Quero ver-te

|Tânia Rei|
Quando éramos miúdos, numa faixa etária que não consigo classificar com clareza, o pico das relações de cariz sentimental era termos em nossa posse algo pertencente ao outro, ao que por aqueles dias nos tirava o pouco fôlego suportado pela caixa torácica dos jovens.

Algo que tivesse passado tempo com o objecto da nossa paixão, para prolongarmos nós o tempo que passávamos a suspirar. Um anel, uma pulseira, um brinco…Quiçá um papel de pastilha elástica, de preferência com a própria lá enrolada, lavada em saliva, para nos recordarmos daqueles beijos “máquina de lavar, no programa de torcer”, com sabor a mentol.

Não me lembro de ter trocado algo com alguém, como recordação do amor juvenil. Mas é provável. Lembro-me, contudo, como se exibiam aqueles pertences. Sim, podia ser Inverno e estar a nevar, e era ver malta arremangada até ao cotovelo, para mostrar uma pulseireca de cabedal (falso, na maioria das vezes, e isso não lhe tirava brio nenhum). E rapazes com brincos ridículos de menina, daqueles grandes e pesados, que faziam doer as orelhas, ou então de fimo, que estiveram muito na moda. E raparigas com casacos claramente demasiado grandes, em que a ombreira lhe caía a meio do braço. Sabíamos que, algures, havia alguém cheio de frio, que nunca o admitiu (e, na volta, constipou-se).

» **Dados de anotação do layout**:
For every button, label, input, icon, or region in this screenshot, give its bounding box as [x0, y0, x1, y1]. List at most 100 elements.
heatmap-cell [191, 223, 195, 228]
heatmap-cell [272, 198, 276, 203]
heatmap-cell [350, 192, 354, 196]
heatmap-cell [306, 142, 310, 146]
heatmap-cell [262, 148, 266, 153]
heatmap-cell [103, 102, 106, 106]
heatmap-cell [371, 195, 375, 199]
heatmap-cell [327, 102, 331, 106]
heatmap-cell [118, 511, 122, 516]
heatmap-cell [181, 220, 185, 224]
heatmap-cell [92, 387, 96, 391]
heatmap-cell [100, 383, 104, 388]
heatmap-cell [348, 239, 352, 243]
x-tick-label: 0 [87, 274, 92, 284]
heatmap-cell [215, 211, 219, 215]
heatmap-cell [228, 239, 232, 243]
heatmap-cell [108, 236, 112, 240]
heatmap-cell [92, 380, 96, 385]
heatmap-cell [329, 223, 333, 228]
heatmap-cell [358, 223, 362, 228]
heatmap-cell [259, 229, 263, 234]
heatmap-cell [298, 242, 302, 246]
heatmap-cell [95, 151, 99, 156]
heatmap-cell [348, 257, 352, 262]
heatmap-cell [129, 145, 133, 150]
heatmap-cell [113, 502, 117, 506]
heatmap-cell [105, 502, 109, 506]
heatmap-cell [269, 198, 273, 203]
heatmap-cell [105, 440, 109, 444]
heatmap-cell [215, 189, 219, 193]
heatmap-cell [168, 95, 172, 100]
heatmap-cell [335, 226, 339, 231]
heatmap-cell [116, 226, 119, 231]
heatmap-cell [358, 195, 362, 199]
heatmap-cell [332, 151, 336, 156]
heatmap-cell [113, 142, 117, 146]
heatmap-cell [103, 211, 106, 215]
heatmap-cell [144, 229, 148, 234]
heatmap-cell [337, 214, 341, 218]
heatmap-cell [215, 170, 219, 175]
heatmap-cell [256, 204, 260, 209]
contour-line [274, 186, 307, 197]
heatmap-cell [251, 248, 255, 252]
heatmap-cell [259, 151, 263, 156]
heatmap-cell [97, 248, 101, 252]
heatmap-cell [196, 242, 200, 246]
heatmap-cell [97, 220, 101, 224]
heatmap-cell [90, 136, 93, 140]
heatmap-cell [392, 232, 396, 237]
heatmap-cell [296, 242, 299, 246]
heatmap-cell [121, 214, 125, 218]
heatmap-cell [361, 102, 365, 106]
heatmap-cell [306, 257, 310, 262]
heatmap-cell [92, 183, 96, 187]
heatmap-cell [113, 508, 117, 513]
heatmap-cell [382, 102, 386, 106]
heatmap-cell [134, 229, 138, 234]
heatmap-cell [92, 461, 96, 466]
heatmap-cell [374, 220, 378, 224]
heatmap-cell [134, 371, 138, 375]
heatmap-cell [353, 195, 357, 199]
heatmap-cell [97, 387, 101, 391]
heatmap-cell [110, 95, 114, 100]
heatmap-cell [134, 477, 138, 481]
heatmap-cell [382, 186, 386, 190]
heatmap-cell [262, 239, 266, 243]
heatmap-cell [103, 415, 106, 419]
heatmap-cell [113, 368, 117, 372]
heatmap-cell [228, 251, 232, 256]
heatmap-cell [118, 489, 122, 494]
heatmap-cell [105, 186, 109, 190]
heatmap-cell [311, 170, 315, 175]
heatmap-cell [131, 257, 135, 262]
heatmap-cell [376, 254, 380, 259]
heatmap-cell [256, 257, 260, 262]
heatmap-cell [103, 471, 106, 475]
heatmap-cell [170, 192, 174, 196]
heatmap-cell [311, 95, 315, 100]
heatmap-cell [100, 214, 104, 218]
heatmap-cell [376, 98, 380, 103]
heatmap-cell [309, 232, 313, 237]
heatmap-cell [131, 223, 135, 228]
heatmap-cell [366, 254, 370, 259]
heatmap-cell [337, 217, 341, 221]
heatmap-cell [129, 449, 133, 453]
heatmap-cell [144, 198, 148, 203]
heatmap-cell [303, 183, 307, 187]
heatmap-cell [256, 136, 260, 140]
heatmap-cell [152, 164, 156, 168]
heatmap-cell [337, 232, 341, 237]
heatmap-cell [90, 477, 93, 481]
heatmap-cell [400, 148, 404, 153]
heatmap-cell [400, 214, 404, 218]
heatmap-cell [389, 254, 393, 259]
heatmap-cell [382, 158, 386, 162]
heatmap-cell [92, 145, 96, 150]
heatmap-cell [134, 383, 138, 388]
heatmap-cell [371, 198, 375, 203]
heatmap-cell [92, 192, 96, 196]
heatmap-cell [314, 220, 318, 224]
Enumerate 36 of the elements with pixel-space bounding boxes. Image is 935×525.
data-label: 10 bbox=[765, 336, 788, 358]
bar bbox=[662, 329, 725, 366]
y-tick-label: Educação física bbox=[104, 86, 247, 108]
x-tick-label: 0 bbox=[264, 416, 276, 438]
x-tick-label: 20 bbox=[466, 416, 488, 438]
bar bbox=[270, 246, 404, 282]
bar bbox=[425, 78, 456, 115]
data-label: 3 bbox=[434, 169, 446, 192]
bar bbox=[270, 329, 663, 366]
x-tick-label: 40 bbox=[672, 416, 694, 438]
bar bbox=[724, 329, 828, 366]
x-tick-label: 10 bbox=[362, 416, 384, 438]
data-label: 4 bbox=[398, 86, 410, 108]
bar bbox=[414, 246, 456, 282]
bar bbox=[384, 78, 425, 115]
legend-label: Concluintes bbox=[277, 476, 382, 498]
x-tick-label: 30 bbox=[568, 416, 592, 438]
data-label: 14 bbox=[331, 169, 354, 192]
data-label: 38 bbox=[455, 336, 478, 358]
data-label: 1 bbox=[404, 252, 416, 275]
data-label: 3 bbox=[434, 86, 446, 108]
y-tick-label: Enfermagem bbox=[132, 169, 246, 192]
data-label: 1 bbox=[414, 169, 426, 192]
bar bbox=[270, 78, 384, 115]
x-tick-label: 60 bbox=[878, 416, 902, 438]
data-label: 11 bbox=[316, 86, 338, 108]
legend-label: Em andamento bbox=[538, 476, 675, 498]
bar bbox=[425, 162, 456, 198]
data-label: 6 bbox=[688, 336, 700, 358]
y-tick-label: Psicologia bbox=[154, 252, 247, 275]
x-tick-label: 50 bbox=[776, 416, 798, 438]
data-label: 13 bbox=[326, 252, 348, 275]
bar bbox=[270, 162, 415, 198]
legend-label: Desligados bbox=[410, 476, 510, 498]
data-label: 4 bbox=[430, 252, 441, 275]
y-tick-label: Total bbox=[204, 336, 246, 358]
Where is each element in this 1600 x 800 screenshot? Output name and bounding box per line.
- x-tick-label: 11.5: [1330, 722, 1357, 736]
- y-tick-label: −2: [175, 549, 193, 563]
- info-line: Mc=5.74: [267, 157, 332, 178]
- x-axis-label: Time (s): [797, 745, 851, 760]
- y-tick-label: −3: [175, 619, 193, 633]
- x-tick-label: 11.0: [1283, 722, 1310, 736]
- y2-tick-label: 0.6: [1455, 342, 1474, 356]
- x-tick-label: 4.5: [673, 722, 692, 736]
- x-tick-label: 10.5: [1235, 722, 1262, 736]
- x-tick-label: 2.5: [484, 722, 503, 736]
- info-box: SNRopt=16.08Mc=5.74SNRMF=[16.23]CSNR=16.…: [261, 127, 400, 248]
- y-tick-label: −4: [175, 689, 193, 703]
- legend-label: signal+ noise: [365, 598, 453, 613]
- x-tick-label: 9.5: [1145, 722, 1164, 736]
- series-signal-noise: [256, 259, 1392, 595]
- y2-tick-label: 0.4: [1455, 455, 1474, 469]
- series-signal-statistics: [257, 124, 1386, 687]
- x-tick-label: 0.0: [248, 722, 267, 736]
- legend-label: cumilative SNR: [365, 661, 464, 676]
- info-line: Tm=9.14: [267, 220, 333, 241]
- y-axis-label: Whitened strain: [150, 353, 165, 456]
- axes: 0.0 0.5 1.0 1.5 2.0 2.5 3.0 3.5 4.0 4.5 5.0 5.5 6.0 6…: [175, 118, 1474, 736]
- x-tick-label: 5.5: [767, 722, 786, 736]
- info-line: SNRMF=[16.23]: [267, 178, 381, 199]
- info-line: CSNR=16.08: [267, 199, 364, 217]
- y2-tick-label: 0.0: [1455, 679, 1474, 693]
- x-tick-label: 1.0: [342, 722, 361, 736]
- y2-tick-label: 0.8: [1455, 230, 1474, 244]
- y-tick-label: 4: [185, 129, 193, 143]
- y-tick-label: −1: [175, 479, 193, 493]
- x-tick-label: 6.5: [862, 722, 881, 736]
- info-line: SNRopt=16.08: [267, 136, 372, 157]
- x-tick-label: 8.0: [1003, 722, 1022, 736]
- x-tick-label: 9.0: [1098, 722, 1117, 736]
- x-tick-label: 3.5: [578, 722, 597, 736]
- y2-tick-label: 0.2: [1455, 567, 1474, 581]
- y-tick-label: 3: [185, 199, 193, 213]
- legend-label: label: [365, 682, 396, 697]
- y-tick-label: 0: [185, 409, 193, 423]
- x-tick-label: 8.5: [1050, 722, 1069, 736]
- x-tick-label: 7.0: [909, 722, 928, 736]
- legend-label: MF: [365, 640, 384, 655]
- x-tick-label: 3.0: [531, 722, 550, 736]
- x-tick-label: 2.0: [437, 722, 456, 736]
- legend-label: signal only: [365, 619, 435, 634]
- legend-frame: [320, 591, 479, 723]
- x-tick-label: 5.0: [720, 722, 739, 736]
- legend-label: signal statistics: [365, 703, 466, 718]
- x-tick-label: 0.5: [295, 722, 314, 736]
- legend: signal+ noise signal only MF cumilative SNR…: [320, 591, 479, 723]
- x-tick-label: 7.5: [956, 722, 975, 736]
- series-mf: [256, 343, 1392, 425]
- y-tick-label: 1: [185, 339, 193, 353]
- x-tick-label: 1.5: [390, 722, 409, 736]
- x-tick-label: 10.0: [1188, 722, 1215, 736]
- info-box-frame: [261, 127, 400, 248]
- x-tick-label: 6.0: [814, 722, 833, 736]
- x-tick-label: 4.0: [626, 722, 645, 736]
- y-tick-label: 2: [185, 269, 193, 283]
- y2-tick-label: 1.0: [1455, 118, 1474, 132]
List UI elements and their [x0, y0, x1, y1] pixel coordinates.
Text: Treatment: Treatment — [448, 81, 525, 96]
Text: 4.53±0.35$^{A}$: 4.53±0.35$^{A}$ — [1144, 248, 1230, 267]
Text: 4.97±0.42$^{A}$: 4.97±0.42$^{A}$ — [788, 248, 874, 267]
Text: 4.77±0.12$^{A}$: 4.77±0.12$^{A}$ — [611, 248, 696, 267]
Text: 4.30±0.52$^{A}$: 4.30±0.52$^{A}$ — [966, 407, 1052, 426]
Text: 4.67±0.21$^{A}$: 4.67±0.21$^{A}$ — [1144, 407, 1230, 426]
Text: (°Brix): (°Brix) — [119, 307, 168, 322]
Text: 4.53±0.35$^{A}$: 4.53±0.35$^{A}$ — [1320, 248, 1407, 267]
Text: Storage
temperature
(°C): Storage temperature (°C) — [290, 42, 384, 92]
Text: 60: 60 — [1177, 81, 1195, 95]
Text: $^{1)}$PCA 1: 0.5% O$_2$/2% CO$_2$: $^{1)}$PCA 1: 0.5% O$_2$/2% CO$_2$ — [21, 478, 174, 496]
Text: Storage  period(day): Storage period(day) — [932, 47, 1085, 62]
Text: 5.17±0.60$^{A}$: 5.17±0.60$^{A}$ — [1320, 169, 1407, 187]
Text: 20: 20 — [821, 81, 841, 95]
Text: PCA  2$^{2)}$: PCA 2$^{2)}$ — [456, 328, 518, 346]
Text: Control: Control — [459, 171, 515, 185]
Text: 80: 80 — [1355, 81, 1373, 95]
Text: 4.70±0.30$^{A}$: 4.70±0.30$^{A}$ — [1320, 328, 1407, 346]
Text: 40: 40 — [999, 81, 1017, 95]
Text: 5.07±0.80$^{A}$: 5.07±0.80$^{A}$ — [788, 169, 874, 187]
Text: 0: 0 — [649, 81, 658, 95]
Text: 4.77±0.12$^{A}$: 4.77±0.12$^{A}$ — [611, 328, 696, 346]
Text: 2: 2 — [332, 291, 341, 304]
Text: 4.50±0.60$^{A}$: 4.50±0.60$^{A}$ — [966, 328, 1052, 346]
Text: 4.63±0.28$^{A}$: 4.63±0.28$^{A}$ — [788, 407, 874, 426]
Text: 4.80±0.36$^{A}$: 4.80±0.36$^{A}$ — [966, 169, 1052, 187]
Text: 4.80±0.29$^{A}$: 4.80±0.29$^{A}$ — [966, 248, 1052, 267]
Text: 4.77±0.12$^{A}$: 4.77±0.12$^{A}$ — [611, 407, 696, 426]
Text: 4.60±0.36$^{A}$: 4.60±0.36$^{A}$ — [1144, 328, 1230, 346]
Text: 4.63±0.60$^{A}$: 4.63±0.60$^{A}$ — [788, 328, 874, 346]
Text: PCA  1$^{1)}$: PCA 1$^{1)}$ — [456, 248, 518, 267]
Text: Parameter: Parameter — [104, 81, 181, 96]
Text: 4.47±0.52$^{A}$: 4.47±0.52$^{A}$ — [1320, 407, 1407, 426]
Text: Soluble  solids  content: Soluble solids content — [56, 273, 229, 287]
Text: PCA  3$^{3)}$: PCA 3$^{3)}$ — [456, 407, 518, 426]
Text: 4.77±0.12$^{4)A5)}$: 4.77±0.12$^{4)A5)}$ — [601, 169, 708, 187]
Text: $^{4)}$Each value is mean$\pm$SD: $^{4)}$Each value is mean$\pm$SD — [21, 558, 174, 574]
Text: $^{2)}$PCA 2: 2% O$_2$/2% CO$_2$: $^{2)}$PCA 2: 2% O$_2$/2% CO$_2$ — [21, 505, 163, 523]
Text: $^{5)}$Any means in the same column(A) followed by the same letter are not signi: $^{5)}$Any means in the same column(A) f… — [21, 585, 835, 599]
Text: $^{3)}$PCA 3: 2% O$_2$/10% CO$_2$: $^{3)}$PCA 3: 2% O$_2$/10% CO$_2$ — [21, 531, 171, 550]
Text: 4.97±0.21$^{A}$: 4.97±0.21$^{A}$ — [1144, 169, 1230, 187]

» **O que fazer**: Prolongue o texto sobre os objetos trocados nos amores de juventude, começando logo a seguir à última frase apresentada.

» **Resultado**:
À medida que crescemos, passamos a dar menos valor ao material. As relações, ou melhor, as ligações, já não carecem de um lado físico. Não necessitamos de uma presença física da outra pessoa, como que se quiséssemos praticar vodu. Sentirmo-nos ligados a alguém passa-se, numa fase mais madura da vida, mais dentro de nós do que numa pulseira de falso cabedal. E não há nada melhor do que ver quem nos trava a atenção, e perceber, do outro lado, a mesma emoção. Pousar os olhos (e os lábios) passa a bastar para uma vida cheia (ainda que parte disto aconteça somente na nossa cabeça) porque passa a ser uma raridade.

Outra (são tantas) coisa chata de crescer é que antes era tão fácil ver alguém. Isto porque os “nossos” pareciam viver todos a poucos quilómetros de distância. E viviam. Aqueles com quem partilhávamos o dia-a-dia. E era uma chatice quando tínhamos que faltar às aulas para ir, por exemplo, a uma consulta. Era como se o Universo nos tivesse abduzido, e a nossa ausência era notada.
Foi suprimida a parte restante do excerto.